§ **TASK REQUIREMENTS**
Check every line of the material below for the string "this", and return the ones that have it.

* * *

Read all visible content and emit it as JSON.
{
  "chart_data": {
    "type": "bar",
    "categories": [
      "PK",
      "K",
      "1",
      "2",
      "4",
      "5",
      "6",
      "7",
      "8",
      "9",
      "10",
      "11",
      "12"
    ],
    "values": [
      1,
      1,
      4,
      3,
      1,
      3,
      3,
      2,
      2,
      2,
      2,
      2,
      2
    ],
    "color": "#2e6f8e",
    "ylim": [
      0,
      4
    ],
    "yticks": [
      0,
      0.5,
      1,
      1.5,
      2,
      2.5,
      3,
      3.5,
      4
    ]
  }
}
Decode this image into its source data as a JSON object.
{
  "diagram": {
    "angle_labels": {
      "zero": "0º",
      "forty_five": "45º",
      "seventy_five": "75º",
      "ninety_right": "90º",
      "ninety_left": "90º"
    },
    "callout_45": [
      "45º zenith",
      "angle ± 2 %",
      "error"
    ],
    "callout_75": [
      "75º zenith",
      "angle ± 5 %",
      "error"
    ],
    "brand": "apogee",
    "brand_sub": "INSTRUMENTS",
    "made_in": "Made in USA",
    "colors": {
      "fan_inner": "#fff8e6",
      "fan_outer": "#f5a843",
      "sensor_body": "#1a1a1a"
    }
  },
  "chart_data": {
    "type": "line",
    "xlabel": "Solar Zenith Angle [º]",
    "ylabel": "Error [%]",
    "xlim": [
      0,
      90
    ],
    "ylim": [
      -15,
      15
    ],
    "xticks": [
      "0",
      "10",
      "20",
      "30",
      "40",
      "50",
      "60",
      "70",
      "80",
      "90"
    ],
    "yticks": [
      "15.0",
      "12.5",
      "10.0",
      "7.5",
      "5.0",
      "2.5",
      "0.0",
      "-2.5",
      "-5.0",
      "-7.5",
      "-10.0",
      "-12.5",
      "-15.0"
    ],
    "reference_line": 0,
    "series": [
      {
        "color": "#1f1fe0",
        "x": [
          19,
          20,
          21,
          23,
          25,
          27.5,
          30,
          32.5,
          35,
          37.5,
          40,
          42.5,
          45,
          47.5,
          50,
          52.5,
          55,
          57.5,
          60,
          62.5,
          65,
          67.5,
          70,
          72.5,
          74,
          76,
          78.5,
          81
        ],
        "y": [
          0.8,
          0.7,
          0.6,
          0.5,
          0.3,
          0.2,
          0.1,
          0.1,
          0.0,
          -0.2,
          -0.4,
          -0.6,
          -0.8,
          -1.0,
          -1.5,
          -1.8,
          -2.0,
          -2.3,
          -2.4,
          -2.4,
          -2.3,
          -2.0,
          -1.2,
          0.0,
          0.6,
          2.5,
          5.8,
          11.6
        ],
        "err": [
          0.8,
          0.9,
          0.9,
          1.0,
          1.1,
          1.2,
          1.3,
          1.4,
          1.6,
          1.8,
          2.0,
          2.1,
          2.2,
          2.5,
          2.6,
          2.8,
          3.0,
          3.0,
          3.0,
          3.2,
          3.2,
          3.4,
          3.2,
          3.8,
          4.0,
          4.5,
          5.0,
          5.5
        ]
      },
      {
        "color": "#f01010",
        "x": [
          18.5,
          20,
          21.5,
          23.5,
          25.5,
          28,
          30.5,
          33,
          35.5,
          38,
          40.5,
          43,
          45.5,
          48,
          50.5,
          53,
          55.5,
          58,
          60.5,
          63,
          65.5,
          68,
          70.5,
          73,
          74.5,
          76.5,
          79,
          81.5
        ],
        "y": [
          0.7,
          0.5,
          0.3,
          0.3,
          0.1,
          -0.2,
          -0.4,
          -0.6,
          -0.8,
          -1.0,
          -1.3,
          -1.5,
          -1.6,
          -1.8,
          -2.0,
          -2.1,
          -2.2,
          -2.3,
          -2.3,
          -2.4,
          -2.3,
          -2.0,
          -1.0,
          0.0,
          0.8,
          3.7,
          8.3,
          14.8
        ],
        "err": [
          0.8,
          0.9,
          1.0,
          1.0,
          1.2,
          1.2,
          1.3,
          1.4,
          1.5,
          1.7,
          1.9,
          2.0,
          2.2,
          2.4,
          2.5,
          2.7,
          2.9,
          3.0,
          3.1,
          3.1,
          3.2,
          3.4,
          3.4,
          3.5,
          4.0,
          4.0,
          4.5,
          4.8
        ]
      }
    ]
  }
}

* * *

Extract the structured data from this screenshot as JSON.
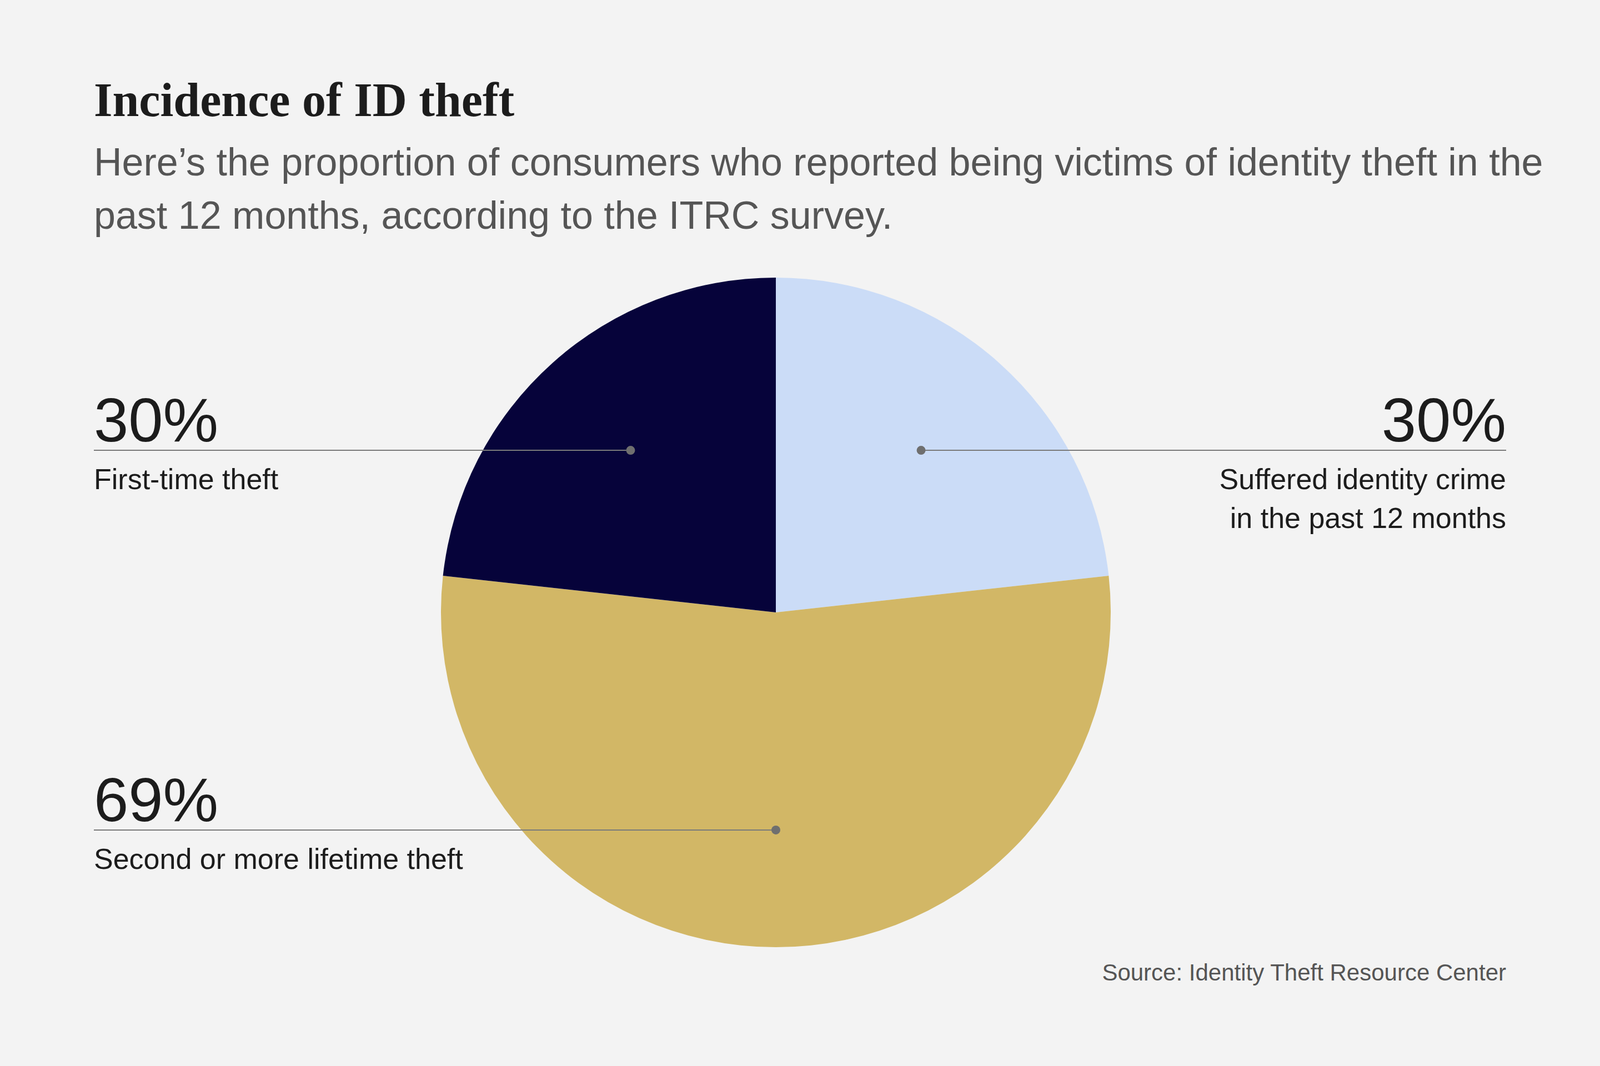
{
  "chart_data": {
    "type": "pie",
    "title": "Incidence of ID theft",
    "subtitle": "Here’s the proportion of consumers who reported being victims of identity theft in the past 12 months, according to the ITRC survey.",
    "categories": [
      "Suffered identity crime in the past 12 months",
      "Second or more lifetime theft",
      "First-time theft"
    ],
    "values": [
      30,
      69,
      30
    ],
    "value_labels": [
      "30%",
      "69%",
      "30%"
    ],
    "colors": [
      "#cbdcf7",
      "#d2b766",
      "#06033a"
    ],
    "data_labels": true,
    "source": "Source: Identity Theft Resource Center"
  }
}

* * *

§ **THE REPLY**
Decode this image into its source data as a JSON object.
Extract the structured data from this screenshot as JSON.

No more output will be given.